◆ **WORK TO DO**
Copy each line of the data below with the word "subtitle".
— Start —
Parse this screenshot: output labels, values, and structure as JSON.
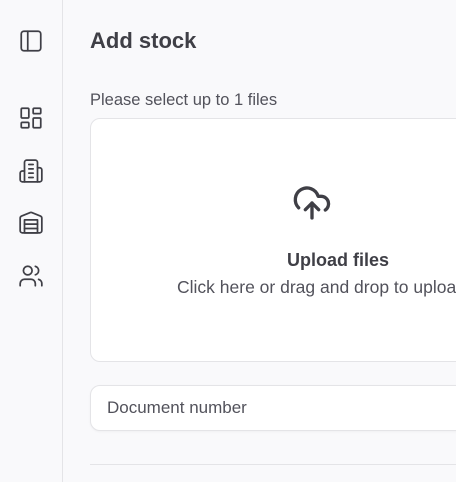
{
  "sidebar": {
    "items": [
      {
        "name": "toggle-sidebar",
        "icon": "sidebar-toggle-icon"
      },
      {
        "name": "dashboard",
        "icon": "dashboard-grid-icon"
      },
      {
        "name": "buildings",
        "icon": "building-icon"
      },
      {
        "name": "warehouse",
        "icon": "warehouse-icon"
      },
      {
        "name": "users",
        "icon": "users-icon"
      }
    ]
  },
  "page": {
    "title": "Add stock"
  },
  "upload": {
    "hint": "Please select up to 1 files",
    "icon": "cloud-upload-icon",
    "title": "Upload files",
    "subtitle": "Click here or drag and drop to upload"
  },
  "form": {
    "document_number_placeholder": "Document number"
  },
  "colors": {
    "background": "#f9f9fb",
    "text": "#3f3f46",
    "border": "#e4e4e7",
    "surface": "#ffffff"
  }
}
— End —
— Start —
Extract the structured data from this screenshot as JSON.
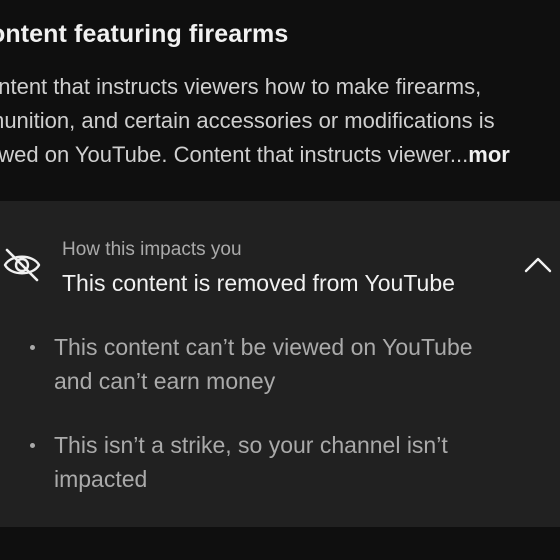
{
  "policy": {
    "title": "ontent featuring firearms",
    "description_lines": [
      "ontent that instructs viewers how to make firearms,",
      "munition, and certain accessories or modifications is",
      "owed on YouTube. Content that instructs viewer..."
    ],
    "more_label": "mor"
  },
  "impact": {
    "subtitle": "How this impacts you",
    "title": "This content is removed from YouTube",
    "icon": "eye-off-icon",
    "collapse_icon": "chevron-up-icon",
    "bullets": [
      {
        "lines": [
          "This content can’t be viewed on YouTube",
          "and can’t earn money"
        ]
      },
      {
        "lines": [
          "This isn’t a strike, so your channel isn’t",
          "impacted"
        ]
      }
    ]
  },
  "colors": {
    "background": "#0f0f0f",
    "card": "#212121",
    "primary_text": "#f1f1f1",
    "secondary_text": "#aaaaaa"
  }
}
— End —
— Start —
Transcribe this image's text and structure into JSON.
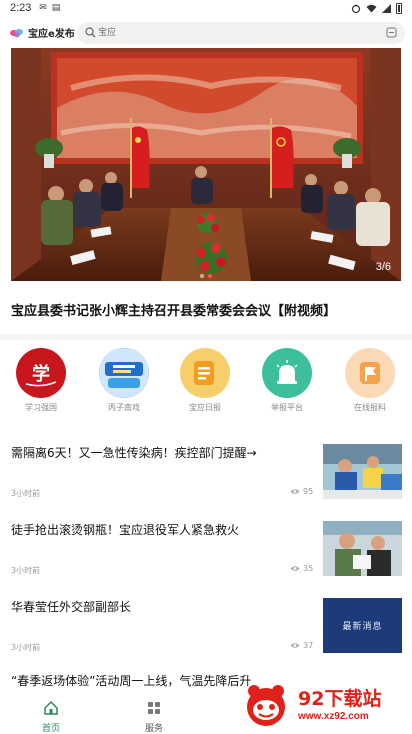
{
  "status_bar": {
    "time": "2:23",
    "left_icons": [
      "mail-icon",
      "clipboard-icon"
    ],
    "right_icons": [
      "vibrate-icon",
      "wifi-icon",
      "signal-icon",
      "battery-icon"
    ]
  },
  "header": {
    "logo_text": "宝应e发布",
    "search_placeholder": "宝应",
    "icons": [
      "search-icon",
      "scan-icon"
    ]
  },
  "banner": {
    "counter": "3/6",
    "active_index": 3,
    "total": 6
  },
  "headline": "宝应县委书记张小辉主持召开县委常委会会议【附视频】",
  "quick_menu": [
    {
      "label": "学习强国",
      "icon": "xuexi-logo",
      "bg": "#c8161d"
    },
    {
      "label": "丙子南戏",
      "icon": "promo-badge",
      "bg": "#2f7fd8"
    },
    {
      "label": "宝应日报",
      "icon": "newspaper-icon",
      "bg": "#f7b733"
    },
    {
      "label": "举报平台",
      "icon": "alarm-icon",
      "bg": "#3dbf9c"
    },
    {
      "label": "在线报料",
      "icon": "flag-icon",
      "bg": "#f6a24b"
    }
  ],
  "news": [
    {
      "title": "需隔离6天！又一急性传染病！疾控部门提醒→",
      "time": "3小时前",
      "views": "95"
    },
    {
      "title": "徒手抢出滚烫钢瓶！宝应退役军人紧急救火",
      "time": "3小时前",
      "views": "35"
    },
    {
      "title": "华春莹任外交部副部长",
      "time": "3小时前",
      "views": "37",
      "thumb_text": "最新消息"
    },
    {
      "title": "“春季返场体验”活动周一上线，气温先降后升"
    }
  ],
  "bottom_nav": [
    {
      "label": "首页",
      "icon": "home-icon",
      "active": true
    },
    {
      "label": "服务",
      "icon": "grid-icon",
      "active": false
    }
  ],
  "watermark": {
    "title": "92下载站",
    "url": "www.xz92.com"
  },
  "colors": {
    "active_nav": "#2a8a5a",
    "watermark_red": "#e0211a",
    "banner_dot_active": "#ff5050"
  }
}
— End —
◆ **RESULT OF THE TASK**
    "subtitle": "Click here or drag and drop to upload"
    "subtitle": "How this impacts you",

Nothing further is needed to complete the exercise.